Written instruction. Continue the piece on Geraldine Ferraro and the superdelegates, picking up after its last line.

Source.
##########
Here’s where it gets really good. “As it happens, the superdelegates themselves can solve this problem,” Ms. Ferraro opines, “At this summer's Democratic national convention in Denver, the superdelegates could assert their leadership on the credentials and rules committees. That is, after all, one of the reasons they were created in the first place in 1982.” A past Vice Presidential candidate of the Democratic Party is advocating that fewer than 800 faceless insiders overthrow the will of millions of American voters, simply because she doesn’t like whom they picked. It hurts my heart to read it.

If the only way that Senator Clinton can win is by changing rules, stealing delegates, and ignoring rank and file Democrats in favor of her political cronies (many of whom she and her husband have spent 15 years buying with ambassadorships, campaign donations, and DLC table scraps) then she deserves to lose, badly. If the best arguments that she can offer for her nomination are the anemic, fossilized, patronizing, alienating steaming piles of dung that Ms. Ferraro served up, then Dr. Dean should show Hillary Clinton, Geraldine Ferraro and the rest of the Geritol Gang to the door. And if the Democratic Party turns its back on millions of new voters, young voters, base voters and enlightened Republicans and Independents willing to actually listen before they vote, then we don’t deserve to win.


Comments (22)

Zingingly, methodically brilliant! Amen!

I wrote a comment elsewhere that, the sounds you're hearing now are party-elders' fingernails scraping the brick as they're being pried from the top floor of a burning building.

I was looking for that comment. I had posted on this on my blog and wanted to add your comment to it.

Fabooj -

I will track it down & provide a link. I can't remember which post I was replying to or even which site I was on. My TPM profile comments section does not seem to be updating or I'm missing a link or maxed out or something.

But I enjoyed your blog - especially putting the super-emes to task for fiddling while Dems were in the wilderness.

In this realm I don't think Dean is getting nearly enough credit for rebuilding.

Fabooj -

My comment was in response to GMan08's piece on Ferraro yesterday. Trouble pasting link so cut and paste in entirety below. Considering your p.o.v. think you'd enjoy his take also so you should check out.
##########
[Element location data]
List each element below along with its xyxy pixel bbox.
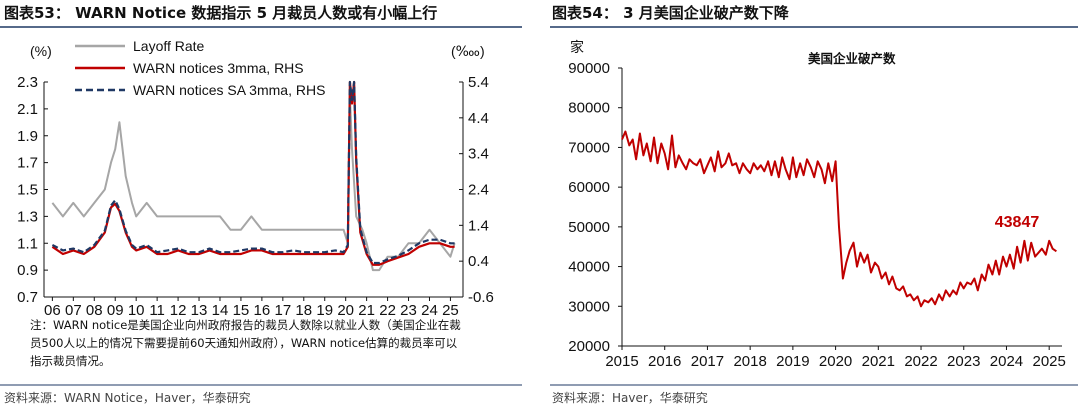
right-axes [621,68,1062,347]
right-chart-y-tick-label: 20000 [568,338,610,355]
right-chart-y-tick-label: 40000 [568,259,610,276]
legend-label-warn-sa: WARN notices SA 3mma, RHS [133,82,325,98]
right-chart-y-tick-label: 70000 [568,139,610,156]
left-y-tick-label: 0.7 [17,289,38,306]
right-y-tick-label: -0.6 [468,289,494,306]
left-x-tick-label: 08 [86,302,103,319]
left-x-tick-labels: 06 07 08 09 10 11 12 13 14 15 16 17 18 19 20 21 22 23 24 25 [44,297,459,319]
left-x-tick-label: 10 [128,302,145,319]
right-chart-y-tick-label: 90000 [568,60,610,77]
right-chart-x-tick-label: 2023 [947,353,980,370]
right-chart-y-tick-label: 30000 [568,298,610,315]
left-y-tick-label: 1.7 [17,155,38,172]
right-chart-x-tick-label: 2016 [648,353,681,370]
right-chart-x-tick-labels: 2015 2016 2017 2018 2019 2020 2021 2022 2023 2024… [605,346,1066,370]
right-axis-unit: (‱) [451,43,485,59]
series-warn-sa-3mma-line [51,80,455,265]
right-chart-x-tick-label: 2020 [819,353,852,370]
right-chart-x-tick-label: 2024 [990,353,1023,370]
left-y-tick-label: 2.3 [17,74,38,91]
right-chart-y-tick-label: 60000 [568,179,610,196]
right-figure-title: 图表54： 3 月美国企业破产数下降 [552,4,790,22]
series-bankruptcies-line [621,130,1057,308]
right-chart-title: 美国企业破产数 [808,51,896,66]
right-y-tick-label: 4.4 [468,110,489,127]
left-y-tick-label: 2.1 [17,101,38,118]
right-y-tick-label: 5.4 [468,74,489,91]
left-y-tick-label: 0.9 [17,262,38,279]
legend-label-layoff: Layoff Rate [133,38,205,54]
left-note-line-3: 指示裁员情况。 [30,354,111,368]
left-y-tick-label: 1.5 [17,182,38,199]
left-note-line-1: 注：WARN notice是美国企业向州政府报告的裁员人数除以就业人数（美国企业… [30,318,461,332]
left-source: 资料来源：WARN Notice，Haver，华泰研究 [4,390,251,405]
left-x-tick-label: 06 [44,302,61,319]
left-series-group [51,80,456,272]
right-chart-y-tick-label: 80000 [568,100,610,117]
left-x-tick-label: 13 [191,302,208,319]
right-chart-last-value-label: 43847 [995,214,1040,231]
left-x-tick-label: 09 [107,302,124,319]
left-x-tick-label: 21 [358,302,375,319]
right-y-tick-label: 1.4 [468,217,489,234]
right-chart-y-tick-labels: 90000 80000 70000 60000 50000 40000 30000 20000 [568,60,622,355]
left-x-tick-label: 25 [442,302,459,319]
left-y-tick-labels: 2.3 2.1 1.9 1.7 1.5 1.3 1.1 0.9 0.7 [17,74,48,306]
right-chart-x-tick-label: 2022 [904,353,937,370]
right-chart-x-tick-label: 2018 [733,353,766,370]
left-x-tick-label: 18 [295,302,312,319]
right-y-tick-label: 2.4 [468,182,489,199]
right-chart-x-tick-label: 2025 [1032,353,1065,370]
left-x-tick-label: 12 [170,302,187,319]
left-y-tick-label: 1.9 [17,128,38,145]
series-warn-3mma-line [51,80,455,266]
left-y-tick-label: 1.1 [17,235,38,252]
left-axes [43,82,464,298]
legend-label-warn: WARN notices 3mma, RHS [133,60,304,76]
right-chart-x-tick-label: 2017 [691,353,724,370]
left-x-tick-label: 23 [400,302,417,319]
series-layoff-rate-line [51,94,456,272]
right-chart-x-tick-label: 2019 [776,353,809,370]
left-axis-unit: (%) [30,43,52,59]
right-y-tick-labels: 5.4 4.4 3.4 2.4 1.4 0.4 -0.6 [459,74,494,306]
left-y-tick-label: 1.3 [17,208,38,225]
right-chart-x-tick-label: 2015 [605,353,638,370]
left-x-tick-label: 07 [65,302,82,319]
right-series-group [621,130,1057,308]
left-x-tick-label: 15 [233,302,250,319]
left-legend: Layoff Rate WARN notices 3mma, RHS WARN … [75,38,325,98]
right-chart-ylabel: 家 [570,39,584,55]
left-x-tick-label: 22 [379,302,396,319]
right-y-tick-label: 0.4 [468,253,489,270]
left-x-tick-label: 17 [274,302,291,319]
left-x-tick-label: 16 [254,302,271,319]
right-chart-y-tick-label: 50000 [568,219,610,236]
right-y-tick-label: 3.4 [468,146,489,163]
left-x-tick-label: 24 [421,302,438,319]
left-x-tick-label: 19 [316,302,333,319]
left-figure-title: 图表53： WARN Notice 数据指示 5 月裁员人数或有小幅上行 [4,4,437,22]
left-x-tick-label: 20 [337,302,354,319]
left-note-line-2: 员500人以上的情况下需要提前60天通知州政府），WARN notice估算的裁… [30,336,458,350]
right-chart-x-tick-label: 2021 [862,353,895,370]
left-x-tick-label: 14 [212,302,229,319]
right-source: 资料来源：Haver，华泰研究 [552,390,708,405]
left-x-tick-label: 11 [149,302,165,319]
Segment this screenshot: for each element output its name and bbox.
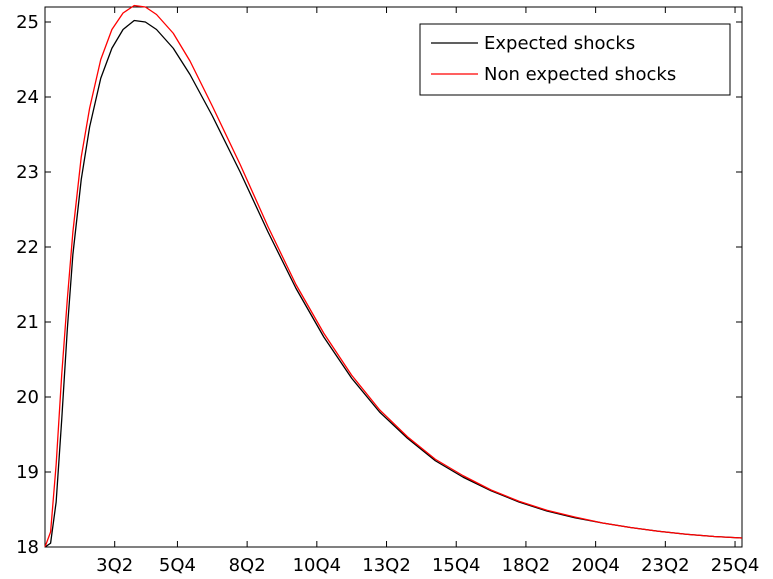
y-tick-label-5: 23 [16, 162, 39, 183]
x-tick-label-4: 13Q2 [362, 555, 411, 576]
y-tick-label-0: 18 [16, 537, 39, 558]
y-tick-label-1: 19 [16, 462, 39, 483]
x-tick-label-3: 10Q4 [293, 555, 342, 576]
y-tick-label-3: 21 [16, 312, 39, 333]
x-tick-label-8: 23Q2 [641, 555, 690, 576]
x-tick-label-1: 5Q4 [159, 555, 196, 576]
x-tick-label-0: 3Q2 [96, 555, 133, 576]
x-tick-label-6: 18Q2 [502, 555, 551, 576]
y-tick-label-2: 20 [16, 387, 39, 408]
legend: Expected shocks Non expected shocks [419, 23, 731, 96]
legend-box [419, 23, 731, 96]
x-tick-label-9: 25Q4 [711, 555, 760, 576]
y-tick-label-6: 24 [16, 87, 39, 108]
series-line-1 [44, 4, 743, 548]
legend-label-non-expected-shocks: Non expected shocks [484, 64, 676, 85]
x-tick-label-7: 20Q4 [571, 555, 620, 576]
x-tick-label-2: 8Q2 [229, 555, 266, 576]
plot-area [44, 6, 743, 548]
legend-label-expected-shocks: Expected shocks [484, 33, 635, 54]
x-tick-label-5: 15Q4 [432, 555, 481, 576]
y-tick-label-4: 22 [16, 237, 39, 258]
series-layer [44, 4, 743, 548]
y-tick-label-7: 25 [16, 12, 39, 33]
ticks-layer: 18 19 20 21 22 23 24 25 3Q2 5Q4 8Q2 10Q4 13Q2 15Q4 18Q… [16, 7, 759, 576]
##########
Exercise answer.
Courtney Goodloe

__________________________________________________

GMan08 -

After reading Ferraro's piece, I had the feeling of being in high-altitude, very thin air.

These are the sounds of party elders' fingernails scraping brick as they get pried from hanging onto the top floor of a burning building. The desperation is heightened as they find themselves on the wrong side of campaigns and history -simply b/c historical chits were called in.

For the commenter who speaks of long-hairs with too much time on their hands - hmmm we've been here before - this time the revolution is televised - and that commenter's tone mimics that of her candidate - which is exactly why they're losing. Bitterness only affects the person in which it resides.

Rock on!

Posted by courgood
February 25, 2008 8:41 PM | Reply | Permalink

Thanks! I couldn't remember where I read it either. Seeing as how I usually have about 4 million tabs open, I wasn't looking forward to finding it.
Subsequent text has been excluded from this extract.